■ Work to be completed: In the listing below, find the line containing "Convert this chart". Write out that line and every line after it to the end, exactly and only those.

start

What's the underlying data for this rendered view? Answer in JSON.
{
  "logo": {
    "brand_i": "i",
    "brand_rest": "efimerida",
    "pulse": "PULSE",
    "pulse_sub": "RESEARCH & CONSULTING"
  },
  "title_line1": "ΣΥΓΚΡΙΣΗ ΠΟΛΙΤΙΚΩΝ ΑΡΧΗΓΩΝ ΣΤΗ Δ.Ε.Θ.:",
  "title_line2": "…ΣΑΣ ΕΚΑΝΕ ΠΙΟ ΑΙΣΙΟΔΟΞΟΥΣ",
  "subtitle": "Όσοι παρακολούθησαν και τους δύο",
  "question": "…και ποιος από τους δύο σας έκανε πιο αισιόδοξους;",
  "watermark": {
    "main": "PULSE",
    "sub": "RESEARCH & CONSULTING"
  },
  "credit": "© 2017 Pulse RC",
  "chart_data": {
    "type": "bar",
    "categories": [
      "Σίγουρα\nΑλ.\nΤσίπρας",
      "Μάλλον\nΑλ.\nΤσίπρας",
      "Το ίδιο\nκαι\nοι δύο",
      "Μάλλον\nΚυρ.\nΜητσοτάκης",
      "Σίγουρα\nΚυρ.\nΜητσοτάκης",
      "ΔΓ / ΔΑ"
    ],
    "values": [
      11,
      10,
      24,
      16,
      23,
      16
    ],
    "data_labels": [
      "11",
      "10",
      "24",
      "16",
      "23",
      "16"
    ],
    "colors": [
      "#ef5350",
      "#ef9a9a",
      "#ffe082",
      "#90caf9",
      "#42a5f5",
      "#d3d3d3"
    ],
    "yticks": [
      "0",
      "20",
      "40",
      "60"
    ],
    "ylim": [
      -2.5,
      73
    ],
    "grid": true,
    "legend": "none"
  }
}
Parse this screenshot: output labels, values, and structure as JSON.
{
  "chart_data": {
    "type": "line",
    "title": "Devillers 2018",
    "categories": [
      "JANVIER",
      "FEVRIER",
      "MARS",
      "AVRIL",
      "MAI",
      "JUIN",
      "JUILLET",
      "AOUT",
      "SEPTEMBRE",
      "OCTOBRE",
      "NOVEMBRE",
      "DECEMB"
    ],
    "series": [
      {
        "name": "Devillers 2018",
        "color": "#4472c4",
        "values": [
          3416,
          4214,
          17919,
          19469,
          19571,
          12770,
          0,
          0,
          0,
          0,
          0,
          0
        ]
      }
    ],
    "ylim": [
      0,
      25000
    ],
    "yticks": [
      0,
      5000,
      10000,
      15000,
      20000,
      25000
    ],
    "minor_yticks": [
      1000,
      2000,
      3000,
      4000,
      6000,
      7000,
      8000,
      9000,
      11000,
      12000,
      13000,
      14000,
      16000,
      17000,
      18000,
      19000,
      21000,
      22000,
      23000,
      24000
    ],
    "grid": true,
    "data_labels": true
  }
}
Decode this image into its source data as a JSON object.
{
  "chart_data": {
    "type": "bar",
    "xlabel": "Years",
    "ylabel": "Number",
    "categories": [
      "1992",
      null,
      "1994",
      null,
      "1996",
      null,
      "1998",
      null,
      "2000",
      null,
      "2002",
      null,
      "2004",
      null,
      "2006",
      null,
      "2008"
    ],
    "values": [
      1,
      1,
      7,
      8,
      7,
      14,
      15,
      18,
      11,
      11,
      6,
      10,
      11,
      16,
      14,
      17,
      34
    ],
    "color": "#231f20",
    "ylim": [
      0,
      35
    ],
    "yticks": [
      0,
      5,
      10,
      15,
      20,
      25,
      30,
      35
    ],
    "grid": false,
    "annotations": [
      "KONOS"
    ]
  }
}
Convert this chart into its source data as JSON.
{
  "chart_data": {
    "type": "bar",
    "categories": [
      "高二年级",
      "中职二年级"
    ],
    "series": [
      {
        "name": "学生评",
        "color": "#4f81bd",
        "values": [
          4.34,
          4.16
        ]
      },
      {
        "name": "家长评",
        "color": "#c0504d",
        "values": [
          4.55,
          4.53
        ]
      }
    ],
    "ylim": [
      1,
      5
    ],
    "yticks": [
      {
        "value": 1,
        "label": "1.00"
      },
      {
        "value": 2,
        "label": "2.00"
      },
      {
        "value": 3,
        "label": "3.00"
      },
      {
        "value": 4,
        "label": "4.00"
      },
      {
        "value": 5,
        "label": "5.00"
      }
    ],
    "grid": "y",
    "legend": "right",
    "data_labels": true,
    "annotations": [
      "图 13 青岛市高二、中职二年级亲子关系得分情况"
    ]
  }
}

end

■ Written reply:
Convert this chart into its source data as JSON.
{
  "chart_data": {
    "type": "bar",
    "categories": [
      "高二年级",
      "中职二年级"
    ],
    "series": [
      {
        "name": "学生评",
        "color": "#4f81bd",
        "values": [
          4.34,
          4.16
        ]
      },
      {
        "name": "家长评",
        "color": "#c0504d",
        "values": [
          4.55,
          4.53
        ]
      }
    ],
    "ylim": [
      1,
      5
    ],
    "yticks": [
      {
        "value": 1,
        "label": "1.00"
      },
      {
        "value": 2,
        "label": "2.00"
      },
      {
        "value": 3,
        "label": "3.00"
      },
      {
        "value": 4,
        "label": "4.00"
      },
      {
        "value": 5,
        "label": "5.00"
      }
    ],
    "grid": "y",
    "legend": "right",
    "data_labels": true,
    "annotations": [
      "图 13 青岛市高二、中职二年级亲子关系得分情况"
    ]
  }
}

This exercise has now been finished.